Work to be completed.
Pick out all lines in the listing holding the string "mental" and copy them.

● ● ●

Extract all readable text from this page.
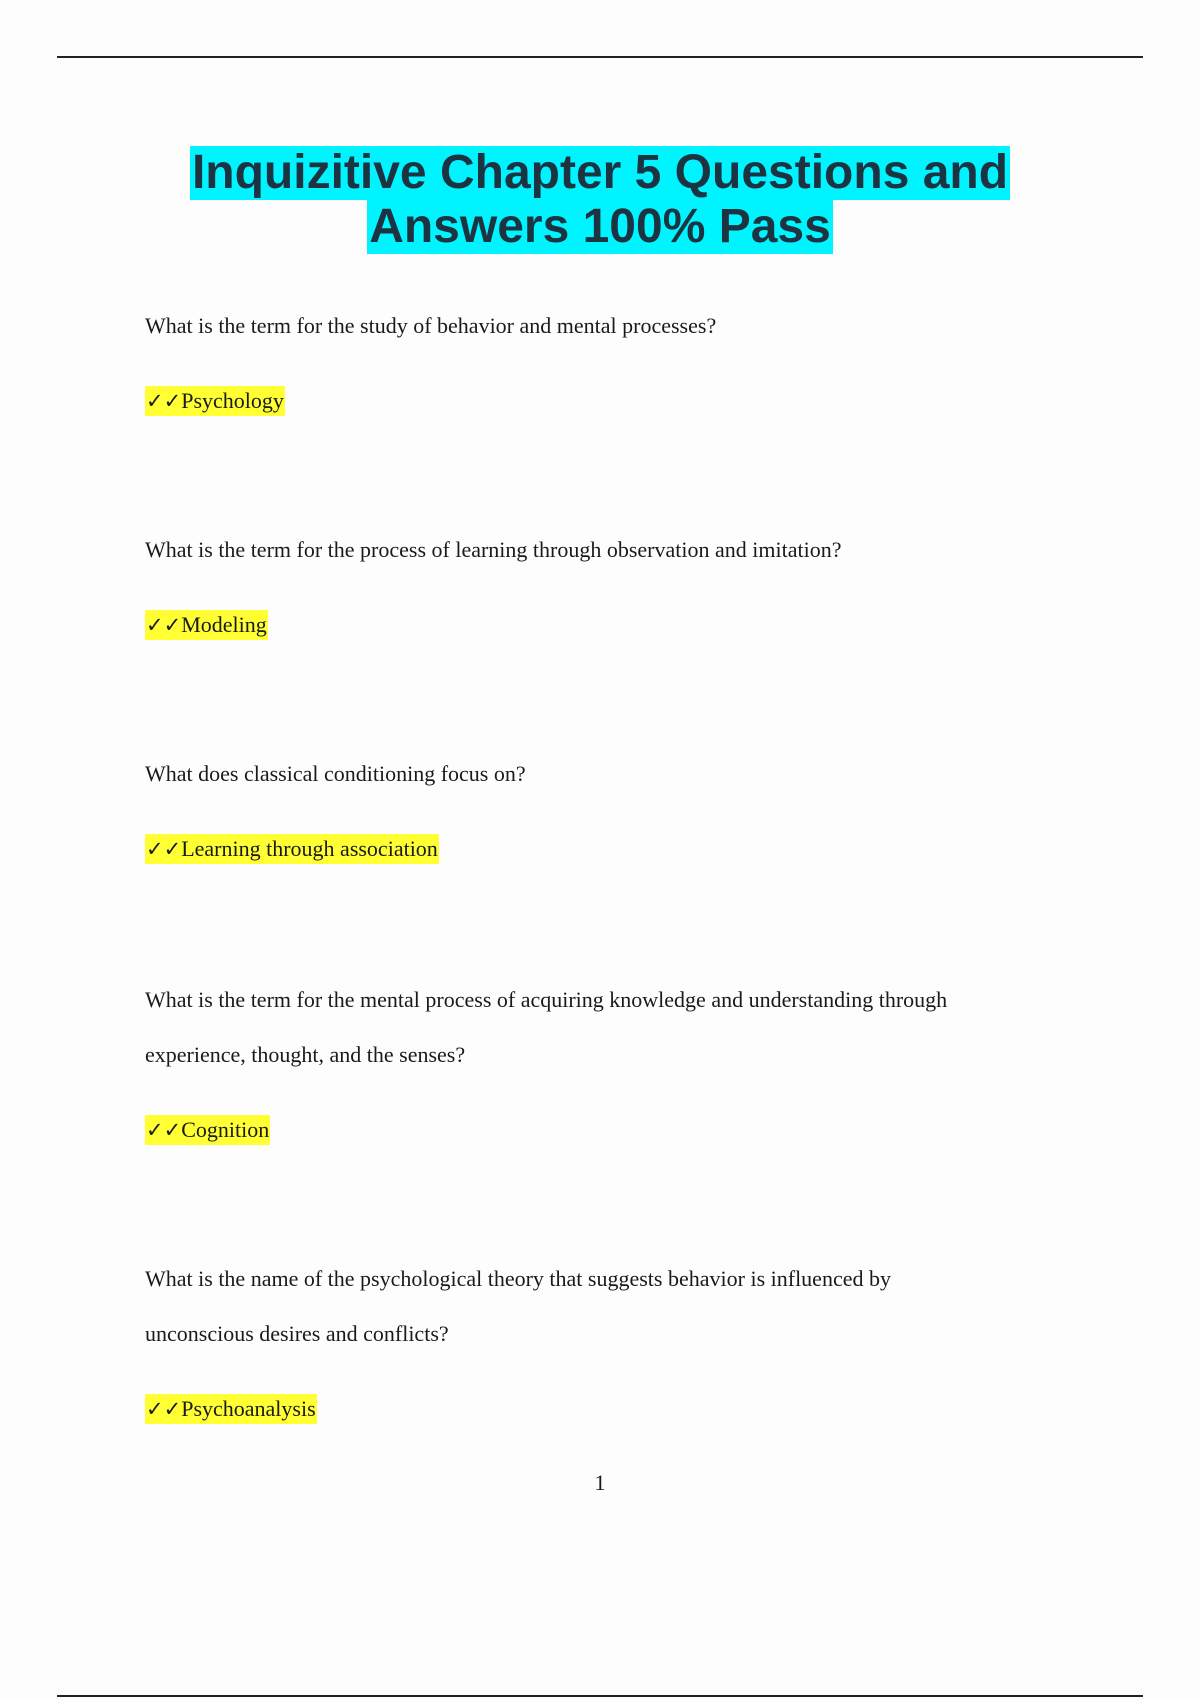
Inquizitive Chapter 5 Questions and
Answers 100% Pass

What is the term for the study of behavior and mental processes?

✓✓Psychology

What is the term for the process of learning through observation and imitation?

✓✓Modeling

What does classical conditioning focus on?

✓✓Learning through association

What is the term for the mental process of acquiring knowledge and understanding through

experience, thought, and the senses?

✓✓Cognition

What is the name of the psychological theory that suggests behavior is influenced by

unconscious desires and conflicts?

✓✓Psychoanalysis

1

● ● ●

Exercise result.
What is the term for the study of behavior and mental processes?
What is the term for the mental process of acquiring knowledge and understanding through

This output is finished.